**Directions for this task**
All lines holding the string "Property" are to be shown.

────────────────

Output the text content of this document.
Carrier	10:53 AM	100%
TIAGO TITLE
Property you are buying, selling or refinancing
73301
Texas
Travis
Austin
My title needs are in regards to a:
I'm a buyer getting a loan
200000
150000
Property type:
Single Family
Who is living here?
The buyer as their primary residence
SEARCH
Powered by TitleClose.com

────────────────

**Complete output**
Property you are buying, selling or refinancing
Property type:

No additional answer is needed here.